## EXERCISE DESCRIPTION
Reproduce word for word the passage of the convention panel recap below, from "Panel number one" up to and including "Lee is awesome.".

## SELECTED EXTRACT
-.-.-

Panel number one of the day, at a luxurious 1:30 in the afternoon, was the “Bram Stoker: The Joss Whedon of His Day?” panel, which didn’t really discuss Joss Whedon all that much but laid out in no uncertain terms that vampires do not sparkle and that’s that. On the panel, among others, was Dacre Stoker, a man with one of the most unlikely names I have ever heard. Also Tony Lee is awesome.

After that, in the same room, was “Spotlight on June Foray.” Oh my god, June Foray. One of the people who shaped my childhood; my Dad raised me on Rocky & Bullwinkle and Loony Tunes. What a wonderful, beautiful, amazing, vibrant woman. And she can still do Rocket J. Squirrel perfectly. I hope the special Rocky & Bullwinkle audioplay they did gets YouTubed, because my father (and everybody else) needs to hear it.

There’s a certain genius to the writing of Rocky & Bullwinkle, in that they can get an entire room howling with stupid puns and silly punchlines far easier than the best social commentary or pop-culture jokes ever could. I think the same goes for a lot of comedy from that era, especially animated comedy, and it’s something I think modern comedy is lacking. I hope it makes a comeback someday.

-.-.-

## RECORDS SUPPLIED

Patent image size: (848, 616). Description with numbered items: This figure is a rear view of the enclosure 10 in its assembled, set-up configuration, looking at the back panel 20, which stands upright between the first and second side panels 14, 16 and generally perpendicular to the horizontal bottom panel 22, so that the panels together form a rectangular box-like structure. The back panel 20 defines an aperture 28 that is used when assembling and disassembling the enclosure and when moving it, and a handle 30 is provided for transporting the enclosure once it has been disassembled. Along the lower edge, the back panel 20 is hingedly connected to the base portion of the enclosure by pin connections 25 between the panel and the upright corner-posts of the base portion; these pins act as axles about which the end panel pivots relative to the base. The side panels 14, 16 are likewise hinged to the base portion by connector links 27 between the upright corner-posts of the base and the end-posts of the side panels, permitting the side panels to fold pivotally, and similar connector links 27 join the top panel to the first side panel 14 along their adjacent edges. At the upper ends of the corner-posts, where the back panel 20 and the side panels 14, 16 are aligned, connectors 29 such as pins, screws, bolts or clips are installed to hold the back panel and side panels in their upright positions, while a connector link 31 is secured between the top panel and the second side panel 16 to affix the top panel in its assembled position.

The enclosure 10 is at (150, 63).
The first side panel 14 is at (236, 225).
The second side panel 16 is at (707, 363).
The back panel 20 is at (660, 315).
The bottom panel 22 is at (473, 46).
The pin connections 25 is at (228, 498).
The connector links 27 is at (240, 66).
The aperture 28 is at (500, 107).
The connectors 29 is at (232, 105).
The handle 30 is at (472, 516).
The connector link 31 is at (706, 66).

-.-.-

## RESULT
Panel number one of the day, at a luxurious 1:30 in the afternoon, was the “Bram Stoker: The Joss Whedon of His Day?” panel, which didn’t really discuss Joss Whedon all that much but laid out in no uncertain terms that vampires do not sparkle and that’s that. On the panel, among others, was Dacre Stoker, a man with one of the most unlikely names I have ever heard. Also Tony Lee is awesome.